§ Stated exercise
Please copy every line of the records below that holds the word "informację".

BEGIN Listed records

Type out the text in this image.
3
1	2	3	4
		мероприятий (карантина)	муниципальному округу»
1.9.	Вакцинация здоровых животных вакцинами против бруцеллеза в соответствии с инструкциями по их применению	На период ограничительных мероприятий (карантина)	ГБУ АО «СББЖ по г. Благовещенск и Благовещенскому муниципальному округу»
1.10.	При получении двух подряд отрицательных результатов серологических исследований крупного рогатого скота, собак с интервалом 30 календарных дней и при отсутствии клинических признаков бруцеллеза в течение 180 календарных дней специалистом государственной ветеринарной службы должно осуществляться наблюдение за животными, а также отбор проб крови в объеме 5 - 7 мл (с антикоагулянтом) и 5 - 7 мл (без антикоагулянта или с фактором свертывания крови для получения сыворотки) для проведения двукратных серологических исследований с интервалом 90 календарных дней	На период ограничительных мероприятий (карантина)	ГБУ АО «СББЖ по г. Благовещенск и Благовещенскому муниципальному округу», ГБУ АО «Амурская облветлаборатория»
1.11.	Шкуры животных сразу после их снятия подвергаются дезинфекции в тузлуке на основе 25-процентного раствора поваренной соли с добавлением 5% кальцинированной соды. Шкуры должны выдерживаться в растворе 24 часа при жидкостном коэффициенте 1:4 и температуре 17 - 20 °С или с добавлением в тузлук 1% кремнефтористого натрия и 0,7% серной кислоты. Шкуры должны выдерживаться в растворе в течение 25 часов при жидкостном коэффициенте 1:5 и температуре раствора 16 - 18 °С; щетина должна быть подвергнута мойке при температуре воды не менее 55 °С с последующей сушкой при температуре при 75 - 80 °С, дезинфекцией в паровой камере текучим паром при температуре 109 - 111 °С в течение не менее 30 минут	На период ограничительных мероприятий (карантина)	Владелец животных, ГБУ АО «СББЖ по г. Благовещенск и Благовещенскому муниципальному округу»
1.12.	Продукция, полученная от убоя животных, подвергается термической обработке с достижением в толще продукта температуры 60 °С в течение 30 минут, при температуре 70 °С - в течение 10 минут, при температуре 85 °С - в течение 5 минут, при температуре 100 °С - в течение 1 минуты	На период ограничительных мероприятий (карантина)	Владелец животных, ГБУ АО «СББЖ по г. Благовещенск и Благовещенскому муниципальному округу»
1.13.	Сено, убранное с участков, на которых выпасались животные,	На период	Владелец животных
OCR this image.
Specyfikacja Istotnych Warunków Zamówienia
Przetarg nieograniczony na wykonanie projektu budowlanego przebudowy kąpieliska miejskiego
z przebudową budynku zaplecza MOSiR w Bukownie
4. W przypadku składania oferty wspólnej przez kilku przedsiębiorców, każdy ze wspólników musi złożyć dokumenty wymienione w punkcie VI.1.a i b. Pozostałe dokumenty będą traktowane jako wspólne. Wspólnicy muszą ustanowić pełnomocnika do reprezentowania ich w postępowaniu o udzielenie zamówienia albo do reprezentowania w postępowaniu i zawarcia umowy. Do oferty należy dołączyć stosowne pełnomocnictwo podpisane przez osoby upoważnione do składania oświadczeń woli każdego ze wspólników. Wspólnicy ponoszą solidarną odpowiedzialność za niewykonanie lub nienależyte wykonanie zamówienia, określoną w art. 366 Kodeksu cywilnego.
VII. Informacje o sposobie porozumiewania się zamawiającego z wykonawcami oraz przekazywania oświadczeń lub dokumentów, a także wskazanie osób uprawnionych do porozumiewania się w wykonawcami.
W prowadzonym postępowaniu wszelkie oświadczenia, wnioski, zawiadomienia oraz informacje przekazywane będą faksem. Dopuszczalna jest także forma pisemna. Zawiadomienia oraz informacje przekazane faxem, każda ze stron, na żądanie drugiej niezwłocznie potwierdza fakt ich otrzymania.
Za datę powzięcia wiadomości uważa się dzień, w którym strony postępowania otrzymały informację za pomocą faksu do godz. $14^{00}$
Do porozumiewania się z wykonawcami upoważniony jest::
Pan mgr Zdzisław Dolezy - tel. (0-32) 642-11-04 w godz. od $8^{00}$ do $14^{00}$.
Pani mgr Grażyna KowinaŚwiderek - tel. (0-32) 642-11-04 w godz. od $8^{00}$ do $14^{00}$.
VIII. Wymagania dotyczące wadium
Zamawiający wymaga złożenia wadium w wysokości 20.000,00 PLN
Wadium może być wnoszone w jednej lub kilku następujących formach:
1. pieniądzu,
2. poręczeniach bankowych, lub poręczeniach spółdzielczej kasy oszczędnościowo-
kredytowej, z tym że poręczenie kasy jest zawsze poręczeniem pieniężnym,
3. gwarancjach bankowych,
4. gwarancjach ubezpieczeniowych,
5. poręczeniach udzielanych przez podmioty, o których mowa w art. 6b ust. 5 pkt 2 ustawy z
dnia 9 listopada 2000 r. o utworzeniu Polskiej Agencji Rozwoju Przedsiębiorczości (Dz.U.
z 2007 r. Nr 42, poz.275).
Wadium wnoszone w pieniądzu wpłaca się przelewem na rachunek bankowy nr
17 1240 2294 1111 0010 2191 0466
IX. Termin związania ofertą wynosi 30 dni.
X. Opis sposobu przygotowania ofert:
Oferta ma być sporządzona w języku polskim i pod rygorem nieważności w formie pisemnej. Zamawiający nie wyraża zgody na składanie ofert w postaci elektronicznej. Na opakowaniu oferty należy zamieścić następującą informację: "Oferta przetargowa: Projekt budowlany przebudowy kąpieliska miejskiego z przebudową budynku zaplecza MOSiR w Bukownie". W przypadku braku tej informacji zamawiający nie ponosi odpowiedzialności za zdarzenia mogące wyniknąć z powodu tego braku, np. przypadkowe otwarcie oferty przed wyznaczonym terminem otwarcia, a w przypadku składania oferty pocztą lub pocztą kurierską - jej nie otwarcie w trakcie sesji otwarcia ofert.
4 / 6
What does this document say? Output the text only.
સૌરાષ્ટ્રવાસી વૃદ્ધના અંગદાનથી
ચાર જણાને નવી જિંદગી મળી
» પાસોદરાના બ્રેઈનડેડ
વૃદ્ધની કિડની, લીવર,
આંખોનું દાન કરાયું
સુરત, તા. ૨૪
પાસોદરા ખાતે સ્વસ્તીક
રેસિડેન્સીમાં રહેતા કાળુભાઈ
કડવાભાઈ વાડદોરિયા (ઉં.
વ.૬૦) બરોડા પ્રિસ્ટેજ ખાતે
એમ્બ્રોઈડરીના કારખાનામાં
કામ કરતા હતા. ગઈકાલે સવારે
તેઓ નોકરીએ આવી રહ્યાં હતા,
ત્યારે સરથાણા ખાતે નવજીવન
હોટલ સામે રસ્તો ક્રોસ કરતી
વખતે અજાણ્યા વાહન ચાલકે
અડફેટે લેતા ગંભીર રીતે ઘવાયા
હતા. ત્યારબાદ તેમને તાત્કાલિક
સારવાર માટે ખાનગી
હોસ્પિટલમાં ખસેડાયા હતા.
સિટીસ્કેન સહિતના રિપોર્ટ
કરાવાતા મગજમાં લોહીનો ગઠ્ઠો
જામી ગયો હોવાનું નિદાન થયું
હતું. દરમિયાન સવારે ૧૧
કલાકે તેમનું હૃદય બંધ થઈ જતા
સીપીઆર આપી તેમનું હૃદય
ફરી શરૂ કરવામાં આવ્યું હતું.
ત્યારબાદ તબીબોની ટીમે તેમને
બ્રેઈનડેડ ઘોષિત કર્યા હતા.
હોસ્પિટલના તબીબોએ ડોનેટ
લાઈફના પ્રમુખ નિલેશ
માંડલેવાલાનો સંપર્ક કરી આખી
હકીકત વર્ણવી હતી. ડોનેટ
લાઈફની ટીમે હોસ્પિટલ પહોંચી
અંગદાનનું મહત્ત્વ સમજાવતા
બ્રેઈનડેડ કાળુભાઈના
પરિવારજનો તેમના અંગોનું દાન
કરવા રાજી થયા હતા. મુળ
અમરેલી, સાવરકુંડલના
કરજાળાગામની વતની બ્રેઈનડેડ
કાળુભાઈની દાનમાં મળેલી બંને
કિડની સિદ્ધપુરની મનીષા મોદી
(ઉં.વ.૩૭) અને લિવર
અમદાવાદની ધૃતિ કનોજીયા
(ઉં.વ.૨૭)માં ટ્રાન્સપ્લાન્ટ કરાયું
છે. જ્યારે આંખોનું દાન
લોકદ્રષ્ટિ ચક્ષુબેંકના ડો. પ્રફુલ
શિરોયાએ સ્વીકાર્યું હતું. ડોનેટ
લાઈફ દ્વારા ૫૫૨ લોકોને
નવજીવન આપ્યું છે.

END Listed records

§ Result for this exercise
Za datę powzięcia wiadomości uważa się dzień, w którym strony postępowania otrzymały informację za pomocą faksu do godz. $14^{00}$
Oferta ma być sporządzona w języku polskim i pod rygorem nieważności w formie pisemnej. Zamawiający nie wyraża zgody na składanie ofert w postaci elektronicznej. Na opakowaniu oferty należy zamieścić następującą informację: "Oferta przetargowa: Projekt budowlany przebudowy kąpieliska miejskiego z przebudową budynku zaplecza MOSiR w Bukownie". W przypadku braku tej informacji zamawiający nie ponosi odpowiedzialności za zdarzenia mogące wyniknąć z powodu tego braku, np. przypadkowe otwarcie oferty przed wyznaczonym terminem otwarcia, a w przypadku składania oferty pocztą lub pocztą kurierską - jej nie otwarcie w trakcie sesji otwarcia ofert.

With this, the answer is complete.